Write out the stretch of the Anthropologie article from "Anthropologie Store Forces" through "Yana Paskova/Getty Images)", word for word.

Excerpt provided ->
----------
Anthropologie Store Forces A Breastfeeding Woman To Move To Bathroom, And No One Is Happy About It

NEW YORK - NOVEMBER 28: A shopper checks out the Anthropologie store's holiday display in Rockefeller Center the day after Thanksgiving, or 'Black Friday,' on November 28, 2008 in New York City. (Photo by Yana Paskova/Getty Images)
Source: Yana Paskova/Getty Images News/Getty Images

If there's any popular brand you could say is directly and successfully aimed at women, it's Anthropologie. Known for feminine silhouettes, dreamy prints, and gorgeous home goods, Anthropologie is many a girls dream shopping destination. However, the store may soon be losing some fans (and fast) after an Anthropologie manager reportedly directed a breastfeeding mother to move to the restroom with her infant, as to make customers in the store "more comfortable." Really. 

According to Ingrid Weise Hesson, the (obviously) offended mother, she recently visited the Beverly Hills Anthropologie location on a shopping spree, intending to use a birthday discount. After spending a significant amount of money, Hesson took a seat towards the back of the store to breastfeed her infant son. That's when she was approached by the store manager.
----------
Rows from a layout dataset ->

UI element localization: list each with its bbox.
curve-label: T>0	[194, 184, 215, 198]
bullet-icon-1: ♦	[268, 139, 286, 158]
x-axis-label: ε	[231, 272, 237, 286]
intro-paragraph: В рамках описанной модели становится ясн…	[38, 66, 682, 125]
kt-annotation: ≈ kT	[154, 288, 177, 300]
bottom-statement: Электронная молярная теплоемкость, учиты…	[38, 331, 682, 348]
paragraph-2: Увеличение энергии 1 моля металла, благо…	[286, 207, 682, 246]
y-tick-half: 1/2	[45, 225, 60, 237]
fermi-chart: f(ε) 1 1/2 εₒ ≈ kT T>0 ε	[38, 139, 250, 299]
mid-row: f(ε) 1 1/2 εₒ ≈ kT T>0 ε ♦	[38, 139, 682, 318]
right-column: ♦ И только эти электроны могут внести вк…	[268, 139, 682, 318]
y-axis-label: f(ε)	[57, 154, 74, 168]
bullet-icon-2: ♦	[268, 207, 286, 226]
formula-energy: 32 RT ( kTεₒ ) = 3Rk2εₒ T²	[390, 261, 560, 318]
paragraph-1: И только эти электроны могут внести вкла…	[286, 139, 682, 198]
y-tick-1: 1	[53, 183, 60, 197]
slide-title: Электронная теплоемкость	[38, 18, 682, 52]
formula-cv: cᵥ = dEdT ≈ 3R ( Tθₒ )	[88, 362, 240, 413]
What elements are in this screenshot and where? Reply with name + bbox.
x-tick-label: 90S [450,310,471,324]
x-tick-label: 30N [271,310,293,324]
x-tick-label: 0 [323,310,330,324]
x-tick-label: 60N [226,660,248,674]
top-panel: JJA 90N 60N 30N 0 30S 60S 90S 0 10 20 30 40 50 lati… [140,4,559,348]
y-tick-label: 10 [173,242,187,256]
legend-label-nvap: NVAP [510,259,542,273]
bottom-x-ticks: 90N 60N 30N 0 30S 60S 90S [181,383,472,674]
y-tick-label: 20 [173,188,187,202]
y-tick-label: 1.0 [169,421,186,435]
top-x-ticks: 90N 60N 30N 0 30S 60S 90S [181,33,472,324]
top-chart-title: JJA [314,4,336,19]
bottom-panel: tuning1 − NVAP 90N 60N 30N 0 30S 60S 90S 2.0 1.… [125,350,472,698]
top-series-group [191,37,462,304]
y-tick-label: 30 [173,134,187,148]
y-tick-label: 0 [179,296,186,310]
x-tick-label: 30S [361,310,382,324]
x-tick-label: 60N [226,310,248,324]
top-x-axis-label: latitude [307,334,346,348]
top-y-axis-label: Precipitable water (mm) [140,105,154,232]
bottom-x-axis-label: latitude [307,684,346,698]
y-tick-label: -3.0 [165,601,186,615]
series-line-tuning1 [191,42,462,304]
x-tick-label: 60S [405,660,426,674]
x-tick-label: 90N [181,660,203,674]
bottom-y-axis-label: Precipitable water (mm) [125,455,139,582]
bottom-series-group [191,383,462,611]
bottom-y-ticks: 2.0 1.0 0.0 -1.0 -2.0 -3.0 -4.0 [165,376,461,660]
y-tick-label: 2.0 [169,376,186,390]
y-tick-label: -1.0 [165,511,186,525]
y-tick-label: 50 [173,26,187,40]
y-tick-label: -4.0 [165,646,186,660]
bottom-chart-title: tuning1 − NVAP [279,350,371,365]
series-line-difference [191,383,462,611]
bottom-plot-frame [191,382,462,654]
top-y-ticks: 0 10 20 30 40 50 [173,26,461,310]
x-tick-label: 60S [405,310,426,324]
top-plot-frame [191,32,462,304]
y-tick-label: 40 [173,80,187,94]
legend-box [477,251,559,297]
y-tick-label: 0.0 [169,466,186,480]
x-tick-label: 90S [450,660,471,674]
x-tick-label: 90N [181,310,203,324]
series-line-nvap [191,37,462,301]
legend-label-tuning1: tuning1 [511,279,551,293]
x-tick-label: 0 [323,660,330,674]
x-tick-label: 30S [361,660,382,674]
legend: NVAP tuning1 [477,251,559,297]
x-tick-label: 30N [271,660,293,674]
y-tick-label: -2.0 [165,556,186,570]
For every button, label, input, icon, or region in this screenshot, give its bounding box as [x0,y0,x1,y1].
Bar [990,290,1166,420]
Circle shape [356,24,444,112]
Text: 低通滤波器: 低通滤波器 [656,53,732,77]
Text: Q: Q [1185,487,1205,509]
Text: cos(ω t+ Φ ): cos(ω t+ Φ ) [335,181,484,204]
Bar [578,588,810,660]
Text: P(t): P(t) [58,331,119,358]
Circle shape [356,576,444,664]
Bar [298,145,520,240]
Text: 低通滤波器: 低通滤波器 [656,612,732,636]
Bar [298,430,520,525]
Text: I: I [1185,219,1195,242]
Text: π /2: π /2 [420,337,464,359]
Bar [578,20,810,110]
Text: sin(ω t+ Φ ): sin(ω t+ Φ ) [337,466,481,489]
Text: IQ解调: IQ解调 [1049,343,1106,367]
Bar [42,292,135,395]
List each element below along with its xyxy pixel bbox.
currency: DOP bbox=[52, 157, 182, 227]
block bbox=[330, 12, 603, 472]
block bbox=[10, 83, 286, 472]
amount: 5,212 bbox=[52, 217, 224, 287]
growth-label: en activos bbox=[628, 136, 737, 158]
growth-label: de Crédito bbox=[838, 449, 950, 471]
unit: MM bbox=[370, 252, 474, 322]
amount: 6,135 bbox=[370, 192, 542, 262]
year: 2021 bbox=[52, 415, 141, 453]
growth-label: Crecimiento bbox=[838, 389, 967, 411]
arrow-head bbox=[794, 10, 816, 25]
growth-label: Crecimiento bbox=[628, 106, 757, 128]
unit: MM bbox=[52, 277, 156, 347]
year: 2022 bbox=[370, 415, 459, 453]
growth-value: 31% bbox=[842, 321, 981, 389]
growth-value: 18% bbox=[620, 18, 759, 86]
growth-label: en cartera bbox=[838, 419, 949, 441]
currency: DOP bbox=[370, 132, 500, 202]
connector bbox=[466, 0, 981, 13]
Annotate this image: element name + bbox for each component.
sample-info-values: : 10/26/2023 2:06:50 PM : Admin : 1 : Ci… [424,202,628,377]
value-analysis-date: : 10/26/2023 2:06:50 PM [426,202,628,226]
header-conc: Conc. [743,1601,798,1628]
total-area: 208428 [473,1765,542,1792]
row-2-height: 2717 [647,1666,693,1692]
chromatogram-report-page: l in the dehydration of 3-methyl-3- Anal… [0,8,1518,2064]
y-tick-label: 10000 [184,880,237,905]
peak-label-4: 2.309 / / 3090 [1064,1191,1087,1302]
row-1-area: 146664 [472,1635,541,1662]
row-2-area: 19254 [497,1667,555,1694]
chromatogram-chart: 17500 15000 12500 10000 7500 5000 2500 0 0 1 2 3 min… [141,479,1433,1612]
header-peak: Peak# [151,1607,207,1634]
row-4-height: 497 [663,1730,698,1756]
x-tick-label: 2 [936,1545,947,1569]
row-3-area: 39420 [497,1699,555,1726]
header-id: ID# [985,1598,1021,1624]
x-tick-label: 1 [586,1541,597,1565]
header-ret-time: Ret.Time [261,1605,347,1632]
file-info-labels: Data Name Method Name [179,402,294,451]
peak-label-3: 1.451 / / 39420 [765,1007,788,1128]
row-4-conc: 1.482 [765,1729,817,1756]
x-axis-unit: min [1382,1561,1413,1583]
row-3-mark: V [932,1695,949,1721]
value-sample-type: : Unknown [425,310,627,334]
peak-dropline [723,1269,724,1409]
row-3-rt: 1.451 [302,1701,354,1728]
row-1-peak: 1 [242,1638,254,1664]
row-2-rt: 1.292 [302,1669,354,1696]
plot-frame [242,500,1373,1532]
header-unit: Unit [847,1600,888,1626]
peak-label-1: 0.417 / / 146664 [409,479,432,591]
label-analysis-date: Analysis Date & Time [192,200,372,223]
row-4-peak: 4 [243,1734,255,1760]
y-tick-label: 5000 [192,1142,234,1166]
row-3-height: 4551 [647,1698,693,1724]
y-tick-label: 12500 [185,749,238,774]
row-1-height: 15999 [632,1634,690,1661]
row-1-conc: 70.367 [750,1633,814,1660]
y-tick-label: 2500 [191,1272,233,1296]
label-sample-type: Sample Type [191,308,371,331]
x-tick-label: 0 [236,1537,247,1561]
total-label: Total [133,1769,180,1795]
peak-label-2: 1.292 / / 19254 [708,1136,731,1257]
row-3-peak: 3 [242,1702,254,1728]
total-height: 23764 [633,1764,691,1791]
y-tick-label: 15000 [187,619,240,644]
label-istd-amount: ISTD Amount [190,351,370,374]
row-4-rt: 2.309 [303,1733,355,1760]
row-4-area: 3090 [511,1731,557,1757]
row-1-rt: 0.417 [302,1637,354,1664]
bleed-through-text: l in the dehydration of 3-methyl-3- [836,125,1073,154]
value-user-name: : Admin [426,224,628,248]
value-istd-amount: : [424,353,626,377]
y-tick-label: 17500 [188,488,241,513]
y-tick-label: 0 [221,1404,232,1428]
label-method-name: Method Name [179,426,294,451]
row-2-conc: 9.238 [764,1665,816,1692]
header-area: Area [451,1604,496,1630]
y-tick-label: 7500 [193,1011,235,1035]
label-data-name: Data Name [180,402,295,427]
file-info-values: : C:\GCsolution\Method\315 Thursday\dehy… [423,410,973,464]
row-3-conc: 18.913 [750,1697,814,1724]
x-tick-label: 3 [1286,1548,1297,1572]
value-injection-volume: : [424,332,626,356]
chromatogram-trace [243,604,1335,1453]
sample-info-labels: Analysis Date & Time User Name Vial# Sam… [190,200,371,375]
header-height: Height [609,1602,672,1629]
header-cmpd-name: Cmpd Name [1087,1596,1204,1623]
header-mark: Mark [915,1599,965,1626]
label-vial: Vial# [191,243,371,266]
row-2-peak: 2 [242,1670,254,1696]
----------
Output for this exercise ->
Anthropologie Store Forces A Breastfeeding Woman To Move To Bathroom, And No One Is Happy About It

NEW YORK - NOVEMBER 28: A shopper checks out the Anthropologie store's holiday display in Rockefeller Center the day after Thanksgiving, or 'Black Friday,' on November 28, 2008 in New York City. (Photo by Yana Paskova/Getty Images)